--- Dataset ---
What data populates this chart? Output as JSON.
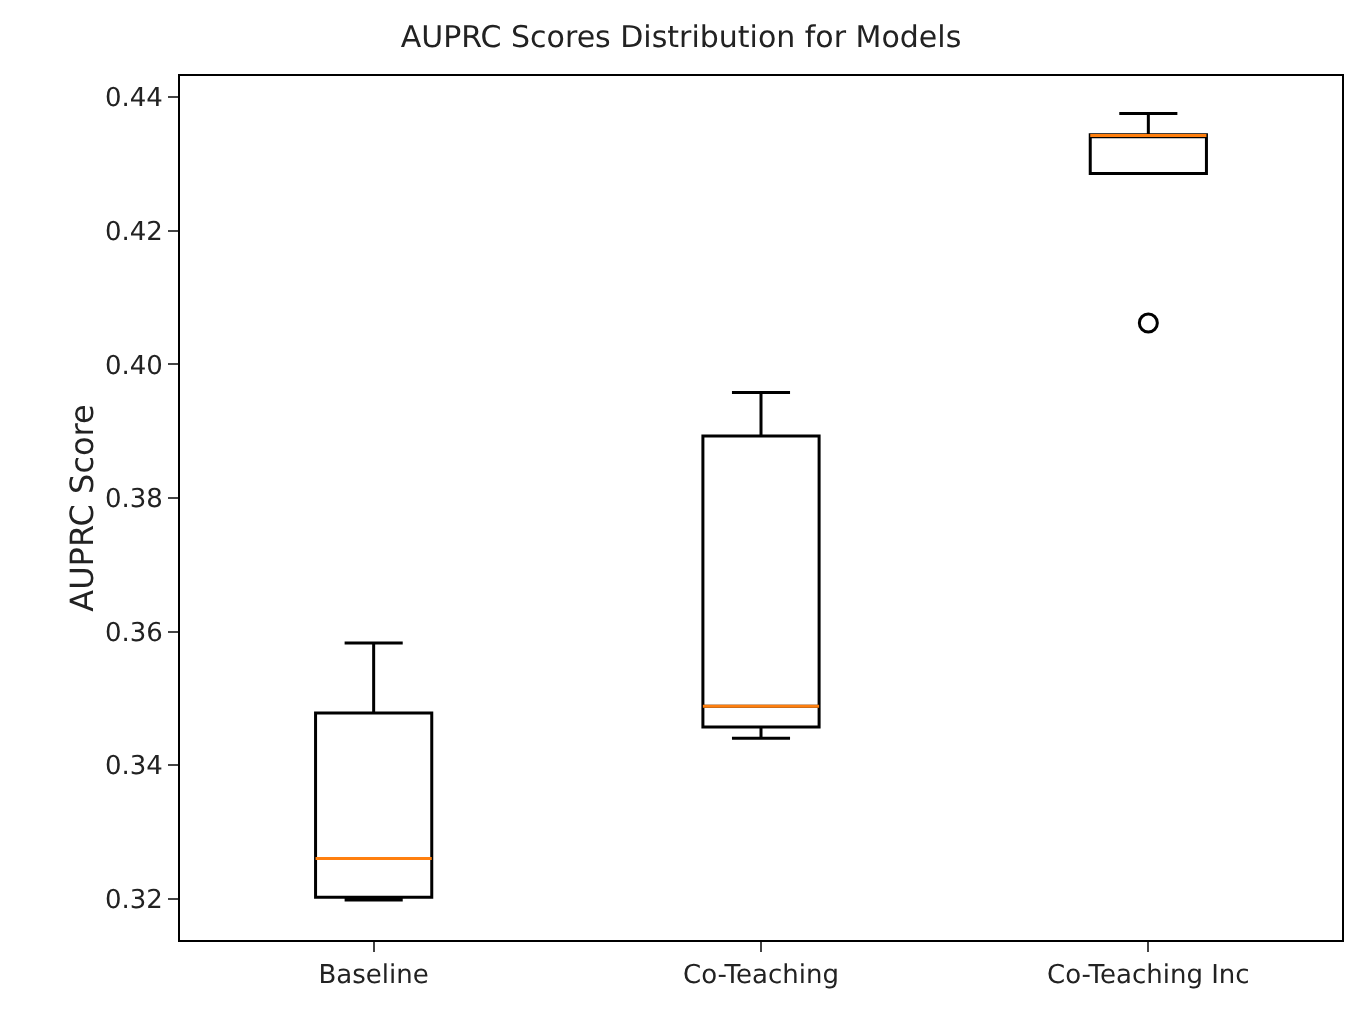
{
  "chart_data": {
    "type": "box",
    "title": "AUPRC Scores Distribution for Models",
    "ylabel": "AUPRC Score",
    "categories": [
      "Baseline",
      "Co-Teaching",
      "Co-Teaching Inc"
    ],
    "boxes": [
      {
        "low": 0.3198,
        "q1": 0.3202,
        "median": 0.326,
        "q3": 0.3478,
        "high": 0.3583
      },
      {
        "low": 0.344,
        "q1": 0.3457,
        "median": 0.3488,
        "q3": 0.3893,
        "high": 0.3958
      },
      {
        "low": 0.4286,
        "q1": 0.4286,
        "median": 0.4343,
        "q3": 0.4344,
        "high": 0.4376,
        "outliers": [
          0.4062
        ]
      }
    ],
    "color": "#000000",
    "ylim": [
      0.3138,
      0.4432
    ],
    "yticks": [
      0.32,
      0.34,
      0.36,
      0.38,
      {
        "value": 0.4,
        "label": "0.40"
      },
      0.42,
      0.44
    ],
    "grid": false
  }
}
---
Set the data above down again exactly as given, with no pictures.

What data populates this chart? Output as JSON.
{
  "chart_data": {
    "type": "box",
    "title": "AUPRC Scores Distribution for Models",
    "ylabel": "AUPRC Score",
    "categories": [
      "Baseline",
      "Co-Teaching",
      "Co-Teaching Inc"
    ],
    "boxes": [
      {
        "low": 0.3198,
        "q1": 0.3202,
        "median": 0.326,
        "q3": 0.3478,
        "high": 0.3583
      },
      {
        "low": 0.344,
        "q1": 0.3457,
        "median": 0.3488,
        "q3": 0.3893,
        "high": 0.3958
      },
      {
        "low": 0.4286,
        "q1": 0.4286,
        "median": 0.4343,
        "q3": 0.4344,
        "high": 0.4376,
        "outliers": [
          0.4062
        ]
      }
    ],
    "color": "#000000",
    "ylim": [
      0.3138,
      0.4432
    ],
    "yticks": [
      0.32,
      0.34,
      0.36,
      0.38,
      {
        "value": 0.4,
        "label": "0.40"
      },
      0.42,
      0.44
    ],
    "grid": false
  }
}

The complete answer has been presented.